* _Directive_
Repeat each line of the material below exactly as it appears, minus any pictures.

☆ ☆ ☆ ☆ ☆ ☆ ☆

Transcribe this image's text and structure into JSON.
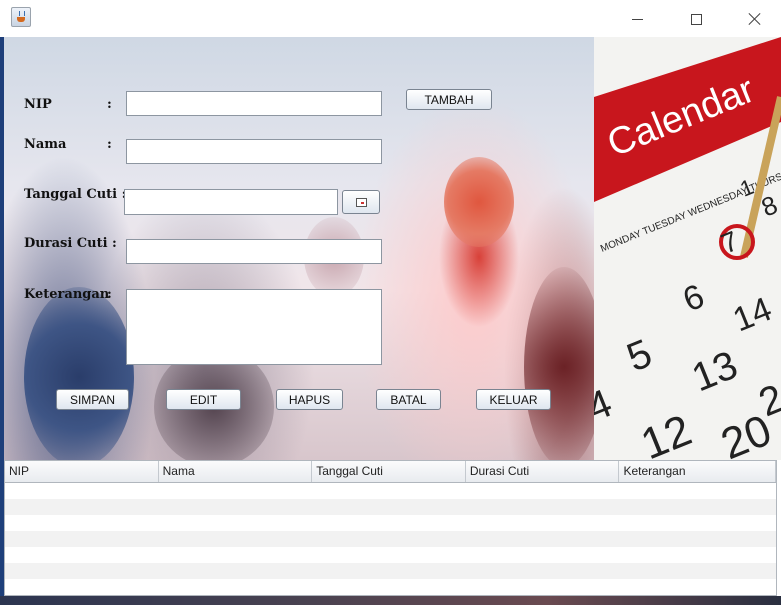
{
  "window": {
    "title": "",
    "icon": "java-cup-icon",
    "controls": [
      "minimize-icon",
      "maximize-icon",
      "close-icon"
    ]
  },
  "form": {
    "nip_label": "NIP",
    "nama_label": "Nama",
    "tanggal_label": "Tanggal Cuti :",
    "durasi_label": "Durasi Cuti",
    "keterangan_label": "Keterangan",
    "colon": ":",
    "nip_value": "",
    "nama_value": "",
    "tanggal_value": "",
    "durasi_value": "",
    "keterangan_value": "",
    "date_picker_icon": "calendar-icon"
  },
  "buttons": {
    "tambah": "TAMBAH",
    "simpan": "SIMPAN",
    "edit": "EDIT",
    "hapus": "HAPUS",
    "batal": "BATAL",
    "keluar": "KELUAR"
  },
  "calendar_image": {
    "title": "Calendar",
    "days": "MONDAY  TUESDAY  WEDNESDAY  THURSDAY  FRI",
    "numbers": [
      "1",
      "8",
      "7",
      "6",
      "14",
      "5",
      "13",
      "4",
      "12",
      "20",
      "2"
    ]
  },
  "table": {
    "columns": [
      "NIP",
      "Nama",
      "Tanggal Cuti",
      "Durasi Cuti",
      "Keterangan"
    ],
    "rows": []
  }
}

☆ ☆ ☆ ☆ ☆ ☆ ☆

* _Exercise solution_
Transcribe this image's text and structure into JSON.
{
  "window": {
    "title": "",
    "icon": "java-cup-icon",
    "controls": [
      "minimize-icon",
      "maximize-icon",
      "close-icon"
    ]
  },
  "form": {
    "nip_label": "NIP",
    "nama_label": "Nama",
    "tanggal_label": "Tanggal Cuti :",
    "durasi_label": "Durasi Cuti",
    "keterangan_label": "Keterangan",
    "colon": ":",
    "nip_value": "",
    "nama_value": "",
    "tanggal_value": "",
    "durasi_value": "",
    "keterangan_value": "",
    "date_picker_icon": "calendar-icon"
  },
  "buttons": {
    "tambah": "TAMBAH",
    "simpan": "SIMPAN",
    "edit": "EDIT",
    "hapus": "HAPUS",
    "batal": "BATAL",
    "keluar": "KELUAR"
  },
  "calendar_image": {
    "title": "Calendar",
    "days": "MONDAY  TUESDAY  WEDNESDAY  THURSDAY  FRI",
    "numbers": [
      "1",
      "8",
      "7",
      "6",
      "14",
      "5",
      "13",
      "4",
      "12",
      "20",
      "2"
    ]
  },
  "table": {
    "columns": [
      "NIP",
      "Nama",
      "Tanggal Cuti",
      "Durasi Cuti",
      "Keterangan"
    ],
    "rows": []
  }
}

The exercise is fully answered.